WHAT IS BEING ASKED
Every record must appear in your copy exactly as written, with no pictures.

SUPPLIED INFORMATION
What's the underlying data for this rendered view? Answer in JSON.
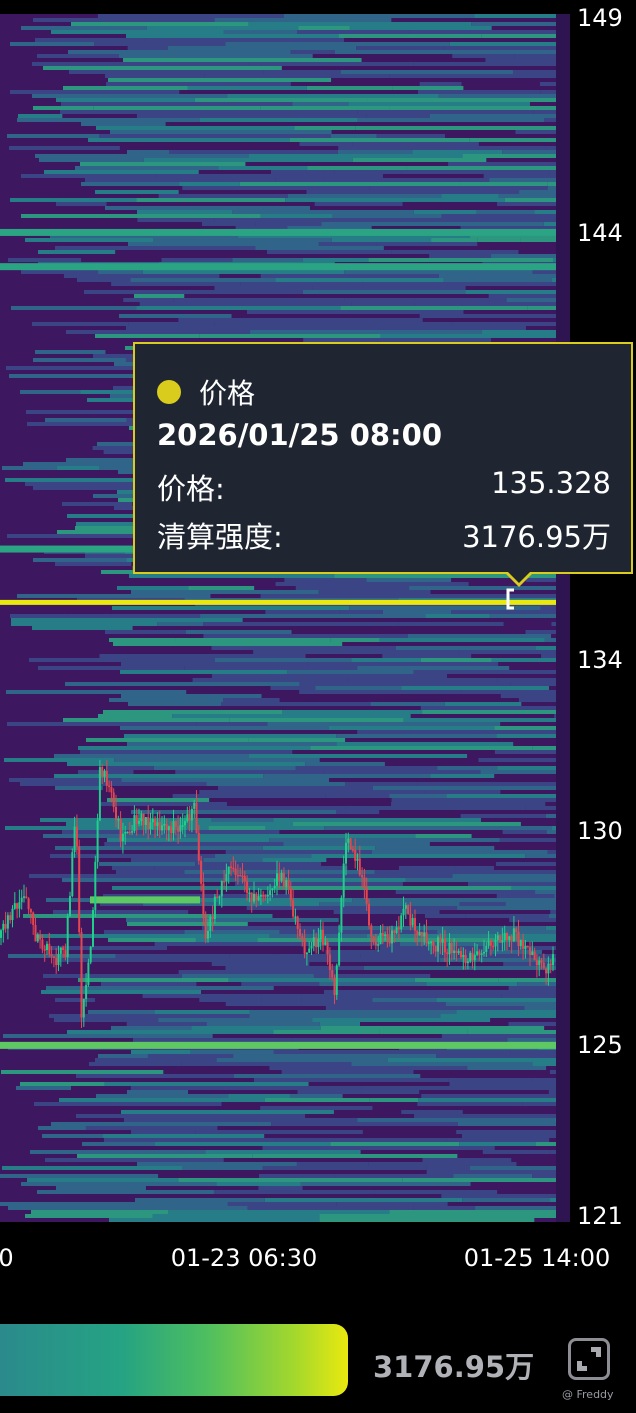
{
  "chart_data": {
    "type": "heatmap",
    "title": "",
    "y_axis": {
      "ticks": [
        149,
        144,
        134,
        130,
        125,
        121
      ],
      "range": [
        121,
        149
      ],
      "position": "right"
    },
    "x_axis": {
      "tick_labels": [
        "0",
        "01-23 06:30",
        "01-25 14:00"
      ]
    },
    "grid": false,
    "colormap": [
      "#3d1760",
      "#3b4a8a",
      "#2f6e8e",
      "#25888c",
      "#2aa482",
      "#5ec962",
      "#e9e90f"
    ],
    "highlight_level": {
      "price": 135.328,
      "color": "#d9cc1c"
    },
    "bright_levels": [
      {
        "price": 135.33,
        "intensity": 1.0
      },
      {
        "price": 125.0,
        "intensity": 0.8
      },
      {
        "price": 128.4,
        "intensity": 0.7
      },
      {
        "price": 136.6,
        "intensity": 0.6
      },
      {
        "price": 144.0,
        "intensity": 0.45
      },
      {
        "price": 143.2,
        "intensity": 0.45
      }
    ],
    "price_path": [
      [
        "01-21 08:00",
        127.5
      ],
      [
        "01-21 12:30",
        128.6
      ],
      [
        "01-21 15:00",
        127.5
      ],
      [
        "01-21 18:30",
        127.0
      ],
      [
        "01-21 20:30",
        127.2
      ],
      [
        "01-21 22:30",
        130.5
      ],
      [
        "01-21 23:30",
        125.7
      ],
      [
        "01-22 01:30",
        127.6
      ],
      [
        "01-22 03:00",
        131.5
      ],
      [
        "01-22 05:00",
        131.1
      ],
      [
        "01-22 07:00",
        129.8
      ],
      [
        "01-22 10:00",
        130.3
      ],
      [
        "01-22 14:30",
        130.1
      ],
      [
        "01-22 18:30",
        130.1
      ],
      [
        "01-22 21:00",
        130.6
      ],
      [
        "01-22 23:00",
        127.4
      ],
      [
        "01-23 01:00",
        128.4
      ],
      [
        "01-23 04:00",
        129.3
      ],
      [
        "01-23 07:30",
        128.4
      ],
      [
        "01-23 10:30",
        128.5
      ],
      [
        "01-23 13:30",
        129.0
      ],
      [
        "01-23 16:00",
        128.0
      ],
      [
        "01-23 18:00",
        127.1
      ],
      [
        "01-23 21:00",
        127.6
      ],
      [
        "01-23 23:30",
        126.3
      ],
      [
        "01-24 01:30",
        129.8
      ],
      [
        "01-24 04:30",
        129.0
      ],
      [
        "01-24 06:30",
        127.4
      ],
      [
        "01-24 10:00",
        127.5
      ],
      [
        "01-24 13:00",
        128.1
      ],
      [
        "01-24 17:00",
        127.4
      ],
      [
        "01-24 20:30",
        127.3
      ],
      [
        "01-25 01:30",
        127.0
      ],
      [
        "01-25 05:00",
        127.3
      ],
      [
        "01-25 09:30",
        127.6
      ],
      [
        "01-25 13:30",
        127.0
      ],
      [
        "01-25 15:30",
        126.8
      ],
      [
        "01-25 17:00",
        127.0
      ]
    ],
    "candle_colors": {
      "up": "#1fd08a",
      "down": "#e8464f"
    }
  },
  "tooltip": {
    "series_name": "价格",
    "datetime": "2026/01/25 08:00",
    "price_label": "价格:",
    "price_value": "135.328",
    "intensity_label": "清算强度:",
    "intensity_value": "3176.95万"
  },
  "legend": {
    "max_value": "3176.95万"
  },
  "controls": {
    "expand_icon": "expand-icon"
  },
  "watermark": "@ Freddy"
}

RESPONSE
What's the underlying data for this rendered view? Answer in JSON.
{
  "chart_data": {
    "type": "heatmap",
    "title": "",
    "y_axis": {
      "ticks": [
        149,
        144,
        134,
        130,
        125,
        121
      ],
      "range": [
        121,
        149
      ],
      "position": "right"
    },
    "x_axis": {
      "tick_labels": [
        "0",
        "01-23 06:30",
        "01-25 14:00"
      ]
    },
    "grid": false,
    "colormap": [
      "#3d1760",
      "#3b4a8a",
      "#2f6e8e",
      "#25888c",
      "#2aa482",
      "#5ec962",
      "#e9e90f"
    ],
    "highlight_level": {
      "price": 135.328,
      "color": "#d9cc1c"
    },
    "bright_levels": [
      {
        "price": 135.33,
        "intensity": 1.0
      },
      {
        "price": 125.0,
        "intensity": 0.8
      },
      {
        "price": 128.4,
        "intensity": 0.7
      },
      {
        "price": 136.6,
        "intensity": 0.6
      },
      {
        "price": 144.0,
        "intensity": 0.45
      },
      {
        "price": 143.2,
        "intensity": 0.45
      }
    ],
    "price_path": [
      [
        "01-21 08:00",
        127.5
      ],
      [
        "01-21 12:30",
        128.6
      ],
      [
        "01-21 15:00",
        127.5
      ],
      [
        "01-21 18:30",
        127.0
      ],
      [
        "01-21 20:30",
        127.2
      ],
      [
        "01-21 22:30",
        130.5
      ],
      [
        "01-21 23:30",
        125.7
      ],
      [
        "01-22 01:30",
        127.6
      ],
      [
        "01-22 03:00",
        131.5
      ],
      [
        "01-22 05:00",
        131.1
      ],
      [
        "01-22 07:00",
        129.8
      ],
      [
        "01-22 10:00",
        130.3
      ],
      [
        "01-22 14:30",
        130.1
      ],
      [
        "01-22 18:30",
        130.1
      ],
      [
        "01-22 21:00",
        130.6
      ],
      [
        "01-22 23:00",
        127.4
      ],
      [
        "01-23 01:00",
        128.4
      ],
      [
        "01-23 04:00",
        129.3
      ],
      [
        "01-23 07:30",
        128.4
      ],
      [
        "01-23 10:30",
        128.5
      ],
      [
        "01-23 13:30",
        129.0
      ],
      [
        "01-23 16:00",
        128.0
      ],
      [
        "01-23 18:00",
        127.1
      ],
      [
        "01-23 21:00",
        127.6
      ],
      [
        "01-23 23:30",
        126.3
      ],
      [
        "01-24 01:30",
        129.8
      ],
      [
        "01-24 04:30",
        129.0
      ],
      [
        "01-24 06:30",
        127.4
      ],
      [
        "01-24 10:00",
        127.5
      ],
      [
        "01-24 13:00",
        128.1
      ],
      [
        "01-24 17:00",
        127.4
      ],
      [
        "01-24 20:30",
        127.3
      ],
      [
        "01-25 01:30",
        127.0
      ],
      [
        "01-25 05:00",
        127.3
      ],
      [
        "01-25 09:30",
        127.6
      ],
      [
        "01-25 13:30",
        127.0
      ],
      [
        "01-25 15:30",
        126.8
      ],
      [
        "01-25 17:00",
        127.0
      ]
    ],
    "candle_colors": {
      "up": "#1fd08a",
      "down": "#e8464f"
    }
  },
  "tooltip": {
    "series_name": "价格",
    "datetime": "2026/01/25 08:00",
    "price_label": "价格:",
    "price_value": "135.328",
    "intensity_label": "清算强度:",
    "intensity_value": "3176.95万"
  },
  "legend": {
    "max_value": "3176.95万"
  },
  "controls": {
    "expand_icon": "expand-icon"
  },
  "watermark": "@ Freddy"
}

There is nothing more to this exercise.